Entries in a dataset

** begin **

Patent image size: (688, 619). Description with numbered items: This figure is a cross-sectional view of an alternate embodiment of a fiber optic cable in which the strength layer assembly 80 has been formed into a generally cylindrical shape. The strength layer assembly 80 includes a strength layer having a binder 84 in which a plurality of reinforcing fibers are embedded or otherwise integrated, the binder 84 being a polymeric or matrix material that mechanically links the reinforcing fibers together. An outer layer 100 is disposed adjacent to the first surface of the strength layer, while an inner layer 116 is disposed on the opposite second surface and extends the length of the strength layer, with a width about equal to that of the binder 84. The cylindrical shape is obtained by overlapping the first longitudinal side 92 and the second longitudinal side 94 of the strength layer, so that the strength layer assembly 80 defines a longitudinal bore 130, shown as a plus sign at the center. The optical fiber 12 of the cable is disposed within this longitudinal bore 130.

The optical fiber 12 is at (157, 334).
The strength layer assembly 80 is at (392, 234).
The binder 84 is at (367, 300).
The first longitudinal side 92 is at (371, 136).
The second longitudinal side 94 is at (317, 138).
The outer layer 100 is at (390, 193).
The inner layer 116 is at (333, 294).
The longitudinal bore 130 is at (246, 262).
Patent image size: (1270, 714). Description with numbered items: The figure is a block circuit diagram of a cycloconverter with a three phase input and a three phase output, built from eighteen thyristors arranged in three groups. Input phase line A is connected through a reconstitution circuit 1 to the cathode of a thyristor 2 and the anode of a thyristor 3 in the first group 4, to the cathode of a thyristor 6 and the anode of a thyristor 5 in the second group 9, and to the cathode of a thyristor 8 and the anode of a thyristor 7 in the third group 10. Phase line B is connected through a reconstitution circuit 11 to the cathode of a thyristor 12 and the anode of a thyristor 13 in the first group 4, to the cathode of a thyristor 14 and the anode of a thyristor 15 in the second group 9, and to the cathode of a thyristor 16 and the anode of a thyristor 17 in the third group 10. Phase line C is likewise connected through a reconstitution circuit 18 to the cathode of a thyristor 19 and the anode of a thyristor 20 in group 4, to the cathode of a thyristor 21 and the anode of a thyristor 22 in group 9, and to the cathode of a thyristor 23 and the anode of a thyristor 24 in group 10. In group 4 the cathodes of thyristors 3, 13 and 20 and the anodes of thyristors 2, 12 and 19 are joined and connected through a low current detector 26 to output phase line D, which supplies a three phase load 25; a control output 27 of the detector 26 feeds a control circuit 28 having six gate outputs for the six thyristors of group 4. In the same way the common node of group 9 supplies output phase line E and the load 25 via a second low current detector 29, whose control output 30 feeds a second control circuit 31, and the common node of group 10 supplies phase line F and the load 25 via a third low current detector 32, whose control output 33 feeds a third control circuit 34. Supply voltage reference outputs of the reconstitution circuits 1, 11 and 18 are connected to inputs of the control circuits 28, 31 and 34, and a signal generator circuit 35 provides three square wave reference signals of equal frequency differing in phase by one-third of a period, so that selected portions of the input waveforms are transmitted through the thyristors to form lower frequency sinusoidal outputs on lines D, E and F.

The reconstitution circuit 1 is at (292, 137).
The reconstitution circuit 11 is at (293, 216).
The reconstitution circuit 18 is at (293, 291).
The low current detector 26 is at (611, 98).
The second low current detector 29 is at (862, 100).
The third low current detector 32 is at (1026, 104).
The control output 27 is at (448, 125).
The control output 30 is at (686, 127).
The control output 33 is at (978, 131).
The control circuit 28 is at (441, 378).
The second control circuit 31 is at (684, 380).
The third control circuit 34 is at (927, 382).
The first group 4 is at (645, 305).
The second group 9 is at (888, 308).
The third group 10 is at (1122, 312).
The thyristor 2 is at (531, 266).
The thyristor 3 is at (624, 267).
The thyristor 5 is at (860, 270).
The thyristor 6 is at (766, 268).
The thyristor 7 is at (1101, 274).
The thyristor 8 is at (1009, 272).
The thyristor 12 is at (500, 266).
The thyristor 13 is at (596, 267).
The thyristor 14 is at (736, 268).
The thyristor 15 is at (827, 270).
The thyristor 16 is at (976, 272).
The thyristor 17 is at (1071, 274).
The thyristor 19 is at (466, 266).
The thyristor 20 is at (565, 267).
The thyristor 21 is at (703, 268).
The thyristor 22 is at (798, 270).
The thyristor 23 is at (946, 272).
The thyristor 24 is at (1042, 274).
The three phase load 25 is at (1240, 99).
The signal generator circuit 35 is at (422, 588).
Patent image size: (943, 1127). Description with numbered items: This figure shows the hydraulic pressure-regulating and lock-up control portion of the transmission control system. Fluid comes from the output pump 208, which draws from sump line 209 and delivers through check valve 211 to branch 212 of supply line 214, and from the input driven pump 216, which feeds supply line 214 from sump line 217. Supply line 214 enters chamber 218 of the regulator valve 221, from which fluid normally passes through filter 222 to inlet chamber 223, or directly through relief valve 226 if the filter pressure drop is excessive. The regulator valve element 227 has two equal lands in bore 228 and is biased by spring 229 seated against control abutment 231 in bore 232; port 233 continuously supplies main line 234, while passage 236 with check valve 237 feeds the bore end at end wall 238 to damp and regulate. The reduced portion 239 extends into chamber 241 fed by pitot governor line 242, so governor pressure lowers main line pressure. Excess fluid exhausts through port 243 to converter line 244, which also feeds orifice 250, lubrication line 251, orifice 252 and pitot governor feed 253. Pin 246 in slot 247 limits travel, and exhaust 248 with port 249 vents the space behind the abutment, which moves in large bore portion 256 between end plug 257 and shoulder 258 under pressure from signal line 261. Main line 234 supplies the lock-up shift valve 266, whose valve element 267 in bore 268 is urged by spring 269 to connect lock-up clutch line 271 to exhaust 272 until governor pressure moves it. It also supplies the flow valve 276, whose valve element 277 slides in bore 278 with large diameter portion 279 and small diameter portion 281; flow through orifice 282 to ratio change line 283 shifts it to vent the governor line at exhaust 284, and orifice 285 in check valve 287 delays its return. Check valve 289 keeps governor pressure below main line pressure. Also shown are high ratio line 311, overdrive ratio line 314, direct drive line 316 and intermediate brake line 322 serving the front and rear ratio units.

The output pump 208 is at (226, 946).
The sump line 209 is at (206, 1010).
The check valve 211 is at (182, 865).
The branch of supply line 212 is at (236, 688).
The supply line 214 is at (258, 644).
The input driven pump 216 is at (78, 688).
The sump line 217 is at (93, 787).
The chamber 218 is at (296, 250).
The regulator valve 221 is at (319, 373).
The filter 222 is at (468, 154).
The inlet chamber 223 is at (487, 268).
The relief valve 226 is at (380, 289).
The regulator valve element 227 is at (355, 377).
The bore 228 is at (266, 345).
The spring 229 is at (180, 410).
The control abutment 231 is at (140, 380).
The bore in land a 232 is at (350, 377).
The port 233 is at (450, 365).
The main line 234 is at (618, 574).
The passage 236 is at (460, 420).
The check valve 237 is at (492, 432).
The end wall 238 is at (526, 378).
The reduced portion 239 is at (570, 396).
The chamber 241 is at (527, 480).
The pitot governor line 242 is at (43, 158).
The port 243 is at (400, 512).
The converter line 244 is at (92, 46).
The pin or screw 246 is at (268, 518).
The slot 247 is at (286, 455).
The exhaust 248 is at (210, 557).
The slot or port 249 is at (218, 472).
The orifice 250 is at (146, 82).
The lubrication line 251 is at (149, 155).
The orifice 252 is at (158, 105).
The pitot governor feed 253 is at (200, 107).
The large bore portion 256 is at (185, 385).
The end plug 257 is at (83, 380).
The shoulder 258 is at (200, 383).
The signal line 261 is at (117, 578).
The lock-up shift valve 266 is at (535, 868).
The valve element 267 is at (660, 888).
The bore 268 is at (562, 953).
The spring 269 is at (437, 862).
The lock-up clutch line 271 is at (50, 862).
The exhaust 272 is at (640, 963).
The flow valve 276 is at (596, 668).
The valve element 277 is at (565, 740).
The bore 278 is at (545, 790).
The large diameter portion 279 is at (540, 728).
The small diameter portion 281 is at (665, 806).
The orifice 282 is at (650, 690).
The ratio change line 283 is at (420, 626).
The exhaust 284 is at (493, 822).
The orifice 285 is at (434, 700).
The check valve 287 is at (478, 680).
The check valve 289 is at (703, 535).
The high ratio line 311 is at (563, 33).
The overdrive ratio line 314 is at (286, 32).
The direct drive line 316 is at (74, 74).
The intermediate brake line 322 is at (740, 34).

** end **

## Work required
Update the entries from the very first line through the line containing "The longitudinal bore 130 is at (246, 262)." by replacing "alternate embodiment" with "alternative embodiment", leaving everything else unchanged.

## Task response
Patent image size: (688, 619). Description with numbered items: This figure is a cross-sectional view of an alternative embodiment of a fiber optic cable in which the strength layer assembly 80 has been formed into a generally cylindrical shape. The strength layer assembly 80 includes a strength layer having a binder 84 in which a plurality of reinforcing fibers are embedded or otherwise integrated, the binder 84 being a polymeric or matrix material that mechanically links the reinforcing fibers together. An outer layer 100 is disposed adjacent to the first surface of the strength layer, while an inner layer 116 is disposed on the opposite second surface and extends the length of the strength layer, with a width about equal to that of the binder 84. The cylindrical shape is obtained by overlapping the first longitudinal side 92 and the second longitudinal side 94 of the strength layer, so that the strength layer assembly 80 defines a longitudinal bore 130, shown as a plus sign at the center. The optical fiber 12 of the cable is disposed within this longitudinal bore 130.

The optical fiber 12 is at (157, 334).
The strength layer assembly 80 is at (392, 234).
The binder 84 is at (367, 300).
The first longitudinal side 92 is at (371, 136).
The second longitudinal side 94 is at (317, 138).
The outer layer 100 is at (390, 193).
The inner layer 116 is at (333, 294).
The longitudinal bore 130 is at (246, 262).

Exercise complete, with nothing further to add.